"Les jeunes ne veulent plus s'engager"

Luca Mozzachiodi, 25 ans, est l'un des fondateurs de l'organisation alternative bolonaise Venti Pietre. Rencontre.

Engagé, poète et militant antifasciste, Luca Mozzachiodi veut réveiller la conscience politique de Bologne, autrefois bastion du communisme italien. Actuellement en doctorat, il a notamment écrit une thèse sur Franco Fortini, homme de lettre, journaliste de référence de la gauche italienne et collaborateur de la revue politique Il Manifesto. Il y a trois ans, Mozzachiodi participe à la création de l'organisation Venti Pietre, laboratoire d'idées de la politique alternative. L'objectif : augmenter la conscience civique et citoyenne. Le samedi 12 mai 2018 lors d'une rencontre d'organisations autogérées, Venti Pietre avait invité des représentants de toute l'Italie et du parti espagnol Podemos. 

Vous avez créé, aux côtés d'autres Bolonais, l'organisation Venti Pietre en 2015, pourquoi ?

À la base, nous recherchions un lieu pour nous retrouver et parler des élections européennes de 2015, car notre but était de pousser la gauche, du parti communiste au Parti Socialiste Italien (PSI) à s'intéresser davantage aux questions sociales. Nous avons fini par trouver un accord avec le propriétaire de bureaux laissés à l'abandon. Il nous a permis d'occuper les locaux.

Quels sont les projets que l'organisation mène ?

Il n'existe pas de projets spécifiques de Venti Pietre, mais notre espace est fait pour accueillir des associations qui ont besoin d'un endroit pour exister. Il y en a actuellement 35 chez nous. Par exemple, on peut trouver une association venant en aide aux migrants ou un groupe de discussion politique car c'est aussi un espace pour accueillir des personnes qui veulent faire des débats, organiser des conférences... La seule règle pour pouvoir entrer dans l'organisation c'est d'être antifasciste.

Comment trouvez-vous les financements pour vos activités ?

Une partie du financement provient du loyer payé par les associations qui occupent les lieux mais c'est plus symbolique qu'autre chose, entre 3 et 5 euros. Une autre partie vient d'un bar qu'on a là-bas, c'est la plus grosse source de revenues de l'organisation.

Est-ce que votre organisation soutient un parti politique ?

Non, notre but n'est pas de soutenir un parti politique ou de suivre la mouvance d'un parti. Venti Pietre ne cherche pas à faire de la politique, même si selon nous, la politique est partout. C'est juste qu'avec notre organisation, on pense que la politique ne se fait pas seulement dans les urnes mais elle se fait surtout dans la rue et cela passe par les initiatives sociales que nos associations mènent.

Mai 68, les jeunes italiens sortent dans les rues lors des grandes contestations sociales qui secouent le pays.
----
CONSIGNES ÉCRITES
- 1) Recopiez à l'identique, dans l'entretien sur Venti Pietre, le passage dont les premiers mots contiennent « Quels sont les » et qui se termine par « c'est d'être antifasciste. ».
- 2) Prolongez l'entretien sur Venti Pietre en reprenant juste après sa dernière phrase.

DONNÉES EXTRAITES
----
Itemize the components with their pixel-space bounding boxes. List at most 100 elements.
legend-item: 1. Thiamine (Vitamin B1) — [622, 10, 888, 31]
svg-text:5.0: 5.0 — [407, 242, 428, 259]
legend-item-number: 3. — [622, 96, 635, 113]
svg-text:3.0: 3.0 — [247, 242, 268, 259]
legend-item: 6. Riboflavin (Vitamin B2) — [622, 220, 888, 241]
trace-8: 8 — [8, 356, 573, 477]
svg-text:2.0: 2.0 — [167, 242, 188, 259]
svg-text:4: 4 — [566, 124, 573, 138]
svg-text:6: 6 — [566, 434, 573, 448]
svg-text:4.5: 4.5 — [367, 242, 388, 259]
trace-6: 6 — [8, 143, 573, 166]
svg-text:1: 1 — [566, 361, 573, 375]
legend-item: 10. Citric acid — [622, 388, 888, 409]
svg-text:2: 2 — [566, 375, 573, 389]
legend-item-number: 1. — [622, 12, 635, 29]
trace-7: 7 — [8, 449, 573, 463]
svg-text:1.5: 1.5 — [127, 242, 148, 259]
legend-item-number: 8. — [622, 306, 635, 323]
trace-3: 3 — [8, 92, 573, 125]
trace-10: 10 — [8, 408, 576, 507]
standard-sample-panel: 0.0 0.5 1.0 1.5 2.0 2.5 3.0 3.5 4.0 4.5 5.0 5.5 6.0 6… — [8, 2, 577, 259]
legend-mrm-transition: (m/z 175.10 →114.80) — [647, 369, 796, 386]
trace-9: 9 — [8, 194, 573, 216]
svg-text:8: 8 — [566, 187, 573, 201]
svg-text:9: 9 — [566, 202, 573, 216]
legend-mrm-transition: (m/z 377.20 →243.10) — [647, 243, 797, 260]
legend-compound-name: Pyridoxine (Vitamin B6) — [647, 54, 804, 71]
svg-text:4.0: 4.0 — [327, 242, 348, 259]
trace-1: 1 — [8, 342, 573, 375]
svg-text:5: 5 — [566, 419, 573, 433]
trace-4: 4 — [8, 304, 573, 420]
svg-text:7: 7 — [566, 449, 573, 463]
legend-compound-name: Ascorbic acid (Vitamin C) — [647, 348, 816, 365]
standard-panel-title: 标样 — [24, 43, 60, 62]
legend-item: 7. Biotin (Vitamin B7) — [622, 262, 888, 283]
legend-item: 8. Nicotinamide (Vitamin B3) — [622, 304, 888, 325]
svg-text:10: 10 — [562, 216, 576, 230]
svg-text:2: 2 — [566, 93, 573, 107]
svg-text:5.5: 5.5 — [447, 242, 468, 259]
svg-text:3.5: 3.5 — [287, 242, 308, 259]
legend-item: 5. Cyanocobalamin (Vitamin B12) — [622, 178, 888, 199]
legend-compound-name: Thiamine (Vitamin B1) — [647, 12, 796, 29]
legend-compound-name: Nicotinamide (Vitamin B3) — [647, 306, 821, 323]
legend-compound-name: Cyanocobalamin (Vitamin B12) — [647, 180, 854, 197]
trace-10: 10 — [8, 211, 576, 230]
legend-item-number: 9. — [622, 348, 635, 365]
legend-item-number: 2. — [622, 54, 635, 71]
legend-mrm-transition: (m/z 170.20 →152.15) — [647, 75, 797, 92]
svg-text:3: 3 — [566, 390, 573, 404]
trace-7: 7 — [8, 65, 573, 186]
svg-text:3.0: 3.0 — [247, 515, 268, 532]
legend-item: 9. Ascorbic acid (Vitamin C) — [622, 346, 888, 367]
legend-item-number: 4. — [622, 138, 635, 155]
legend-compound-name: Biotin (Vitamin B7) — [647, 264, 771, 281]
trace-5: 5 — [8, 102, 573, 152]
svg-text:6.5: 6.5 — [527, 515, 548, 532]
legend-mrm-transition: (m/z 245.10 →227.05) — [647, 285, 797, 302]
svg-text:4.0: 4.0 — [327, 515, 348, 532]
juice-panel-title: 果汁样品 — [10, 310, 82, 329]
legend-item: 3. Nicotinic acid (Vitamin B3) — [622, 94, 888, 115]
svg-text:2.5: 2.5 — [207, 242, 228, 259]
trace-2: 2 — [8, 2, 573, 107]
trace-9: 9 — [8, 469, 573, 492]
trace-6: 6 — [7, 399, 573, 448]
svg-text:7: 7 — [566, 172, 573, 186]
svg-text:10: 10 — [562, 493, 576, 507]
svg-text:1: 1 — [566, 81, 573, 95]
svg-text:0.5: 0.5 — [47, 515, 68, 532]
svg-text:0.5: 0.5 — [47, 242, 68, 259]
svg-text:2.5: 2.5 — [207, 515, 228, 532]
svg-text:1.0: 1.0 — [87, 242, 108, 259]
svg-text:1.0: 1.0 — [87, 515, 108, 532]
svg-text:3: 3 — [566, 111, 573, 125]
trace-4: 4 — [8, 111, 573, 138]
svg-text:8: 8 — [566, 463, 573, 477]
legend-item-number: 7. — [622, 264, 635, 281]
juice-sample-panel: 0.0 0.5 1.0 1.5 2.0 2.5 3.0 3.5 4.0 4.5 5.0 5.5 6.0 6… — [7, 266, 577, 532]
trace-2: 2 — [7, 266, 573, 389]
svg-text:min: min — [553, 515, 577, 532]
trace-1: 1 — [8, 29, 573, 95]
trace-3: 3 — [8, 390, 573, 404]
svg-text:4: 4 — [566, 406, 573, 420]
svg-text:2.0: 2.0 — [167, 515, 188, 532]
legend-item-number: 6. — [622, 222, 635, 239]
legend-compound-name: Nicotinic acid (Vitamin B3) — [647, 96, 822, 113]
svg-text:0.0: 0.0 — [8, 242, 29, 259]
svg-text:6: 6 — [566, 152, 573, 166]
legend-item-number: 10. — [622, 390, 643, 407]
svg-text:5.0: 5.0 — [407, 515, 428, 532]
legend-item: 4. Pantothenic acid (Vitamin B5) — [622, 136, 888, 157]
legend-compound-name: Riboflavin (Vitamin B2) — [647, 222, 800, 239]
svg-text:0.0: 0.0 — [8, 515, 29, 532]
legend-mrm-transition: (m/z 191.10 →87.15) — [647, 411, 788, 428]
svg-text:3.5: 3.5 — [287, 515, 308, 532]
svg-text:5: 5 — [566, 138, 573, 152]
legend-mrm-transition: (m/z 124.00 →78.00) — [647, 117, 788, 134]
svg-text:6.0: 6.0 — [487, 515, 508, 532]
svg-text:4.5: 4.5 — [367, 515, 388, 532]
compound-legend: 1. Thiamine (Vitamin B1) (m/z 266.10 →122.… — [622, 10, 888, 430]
----
RÉPONSES PAR CONSIGNE
- 1)
Quels sont les projets que l'organisation mène ?

Il n'existe pas de projets spécifiques de Venti Pietre, mais notre espace est fait pour accueillir des associations qui ont besoin d'un endroit pour exister. Il y en a actuellement 35 chez nous. Par exemple, on peut trouver une association venant en aide aux migrants ou un groupe de discussion politique car c'est aussi un espace pour accueillir des personnes qui veulent faire des débats, organiser des conférences... La seule règle pour pouvoir entrer dans l'organisation c'est d'être antifasciste.

- 2)
Interview de Valerio Rambaldi, figure emblématique des luttes ouvrières de la fin des années 60, membre de Venti Pietre

On surnomme Bologne "la Rossa", que reste-t-il aujourd'hui de cette appellation ?

Il n'y a plus de Bologna Rossa. Je vis à Bologne depuis 2011 et j'ai vu la ville changer. Avant, c'était une ville plus sociale, marquée par son passé politique, un bastion de gauche et des communistes. Aujourd'hui, elle est plus touristique. Par exemple, les loyers augmentent et les Bolonais préfèrent louer leurs appartements sur Airbnb plutôt qu'à des étudiants, obligés de partir en périphérie. En plus de cela, la mairie a une politique plus centrée sur la confrontation que la conciliation. Au fond, je pense que Bologne a peur de perdre son image de belle ville. De ce fait, les politiques sont plus réactionnaires qu'avant, c'est un mécanisme de défense.

Considérez-vous que l'engagement est le même qu'avant ? Chez les jeunes particulièrement ?

Absolument pas. Et c'est un problème. Notre génération, les jeunes d'aujourd'hui, ne veulent plus s'engager. C'est problématique parce que au lieu de s'unir, nous sommes toujours les uns contre les autres. Pour moi, il faut briser ce projet idéologique. Mais il y a très peu d'engagement en Italie en général. Moins qu'en France ou en Espagne par exemple. J'ai l'espoir que cela change, que les étrangers qui viennent chez nous ramènent cette contestation avec eux. C'est la seule manière pour que les choses changent.

Quelle est votre opinion sur la situation politique italienne ?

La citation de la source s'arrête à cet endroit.